╭─ Input material

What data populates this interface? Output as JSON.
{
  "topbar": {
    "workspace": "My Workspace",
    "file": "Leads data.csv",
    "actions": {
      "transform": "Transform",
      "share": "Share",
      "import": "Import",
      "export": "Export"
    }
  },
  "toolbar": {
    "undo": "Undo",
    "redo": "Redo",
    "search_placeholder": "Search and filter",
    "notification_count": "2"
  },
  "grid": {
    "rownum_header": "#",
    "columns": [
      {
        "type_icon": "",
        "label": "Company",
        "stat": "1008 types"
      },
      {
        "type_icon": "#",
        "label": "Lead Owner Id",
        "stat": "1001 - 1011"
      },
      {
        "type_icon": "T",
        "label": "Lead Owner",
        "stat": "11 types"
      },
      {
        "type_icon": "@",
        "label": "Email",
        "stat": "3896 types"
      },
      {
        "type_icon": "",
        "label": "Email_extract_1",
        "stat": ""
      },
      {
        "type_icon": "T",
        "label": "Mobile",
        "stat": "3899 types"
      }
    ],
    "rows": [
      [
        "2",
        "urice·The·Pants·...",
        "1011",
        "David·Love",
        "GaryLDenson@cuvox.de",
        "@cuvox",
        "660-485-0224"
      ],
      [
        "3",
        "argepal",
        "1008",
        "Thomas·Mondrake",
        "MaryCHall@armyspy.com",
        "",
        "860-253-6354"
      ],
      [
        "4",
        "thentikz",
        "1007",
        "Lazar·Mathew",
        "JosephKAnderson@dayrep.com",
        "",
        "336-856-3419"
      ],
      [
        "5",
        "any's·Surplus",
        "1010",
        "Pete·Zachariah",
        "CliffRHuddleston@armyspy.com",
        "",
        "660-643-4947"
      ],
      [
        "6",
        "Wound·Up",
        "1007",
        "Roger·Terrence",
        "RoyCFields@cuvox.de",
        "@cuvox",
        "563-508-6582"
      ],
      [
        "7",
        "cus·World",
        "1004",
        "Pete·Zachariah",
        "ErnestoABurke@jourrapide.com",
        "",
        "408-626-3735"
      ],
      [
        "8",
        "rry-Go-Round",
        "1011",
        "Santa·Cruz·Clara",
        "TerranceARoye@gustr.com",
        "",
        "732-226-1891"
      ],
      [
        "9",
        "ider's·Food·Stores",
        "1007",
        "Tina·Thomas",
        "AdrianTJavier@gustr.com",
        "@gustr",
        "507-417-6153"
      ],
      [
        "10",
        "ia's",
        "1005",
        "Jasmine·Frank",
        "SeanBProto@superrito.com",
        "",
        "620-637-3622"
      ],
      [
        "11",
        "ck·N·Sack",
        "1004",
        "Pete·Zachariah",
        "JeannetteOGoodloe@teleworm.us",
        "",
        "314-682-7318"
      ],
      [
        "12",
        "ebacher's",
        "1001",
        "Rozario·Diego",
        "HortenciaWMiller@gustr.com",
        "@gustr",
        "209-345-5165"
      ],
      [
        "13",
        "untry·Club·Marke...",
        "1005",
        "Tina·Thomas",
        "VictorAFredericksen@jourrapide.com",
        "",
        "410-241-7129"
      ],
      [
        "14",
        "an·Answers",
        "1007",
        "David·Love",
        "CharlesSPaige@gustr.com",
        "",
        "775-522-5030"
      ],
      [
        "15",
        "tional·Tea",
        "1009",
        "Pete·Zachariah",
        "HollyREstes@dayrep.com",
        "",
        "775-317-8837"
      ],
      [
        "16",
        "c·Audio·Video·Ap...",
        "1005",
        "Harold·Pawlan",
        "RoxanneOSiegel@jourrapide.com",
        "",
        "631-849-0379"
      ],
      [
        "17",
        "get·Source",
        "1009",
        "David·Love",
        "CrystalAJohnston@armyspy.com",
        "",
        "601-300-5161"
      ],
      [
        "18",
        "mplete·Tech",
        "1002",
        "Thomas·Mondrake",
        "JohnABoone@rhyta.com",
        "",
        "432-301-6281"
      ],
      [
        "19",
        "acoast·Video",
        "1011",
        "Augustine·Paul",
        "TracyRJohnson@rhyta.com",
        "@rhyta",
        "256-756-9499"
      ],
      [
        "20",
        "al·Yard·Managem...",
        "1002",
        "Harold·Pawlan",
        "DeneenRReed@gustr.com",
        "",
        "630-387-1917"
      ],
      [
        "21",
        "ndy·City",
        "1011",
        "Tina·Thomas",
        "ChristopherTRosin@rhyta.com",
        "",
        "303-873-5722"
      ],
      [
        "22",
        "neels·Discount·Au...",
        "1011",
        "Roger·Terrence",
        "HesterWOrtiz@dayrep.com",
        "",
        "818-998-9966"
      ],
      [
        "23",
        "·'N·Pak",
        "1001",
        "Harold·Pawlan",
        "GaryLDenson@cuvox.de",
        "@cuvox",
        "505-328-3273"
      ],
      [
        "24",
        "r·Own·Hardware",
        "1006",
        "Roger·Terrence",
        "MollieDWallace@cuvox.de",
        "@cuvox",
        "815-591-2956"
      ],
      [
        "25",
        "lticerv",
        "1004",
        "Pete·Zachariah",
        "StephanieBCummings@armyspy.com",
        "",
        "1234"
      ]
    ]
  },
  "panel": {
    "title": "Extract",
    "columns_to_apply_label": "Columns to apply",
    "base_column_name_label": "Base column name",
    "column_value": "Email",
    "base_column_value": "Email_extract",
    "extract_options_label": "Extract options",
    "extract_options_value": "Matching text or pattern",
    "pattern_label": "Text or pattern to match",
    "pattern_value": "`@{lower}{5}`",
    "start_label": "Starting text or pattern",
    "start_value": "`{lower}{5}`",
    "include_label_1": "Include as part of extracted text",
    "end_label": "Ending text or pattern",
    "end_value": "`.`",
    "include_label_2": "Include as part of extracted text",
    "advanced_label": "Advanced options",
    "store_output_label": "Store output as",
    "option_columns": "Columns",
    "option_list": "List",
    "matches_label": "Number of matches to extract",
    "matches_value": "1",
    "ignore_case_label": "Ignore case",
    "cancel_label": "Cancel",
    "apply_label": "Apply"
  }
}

╰─

Identify all lines where the word "stat" shows up. Copy them.

**Exercise solution**:
        "stat": "1008 types"
        "stat": "1001 - 1011"
        "stat": "11 types"
        "stat": "3896 types"
        "stat": ""
        "stat": "3899 types"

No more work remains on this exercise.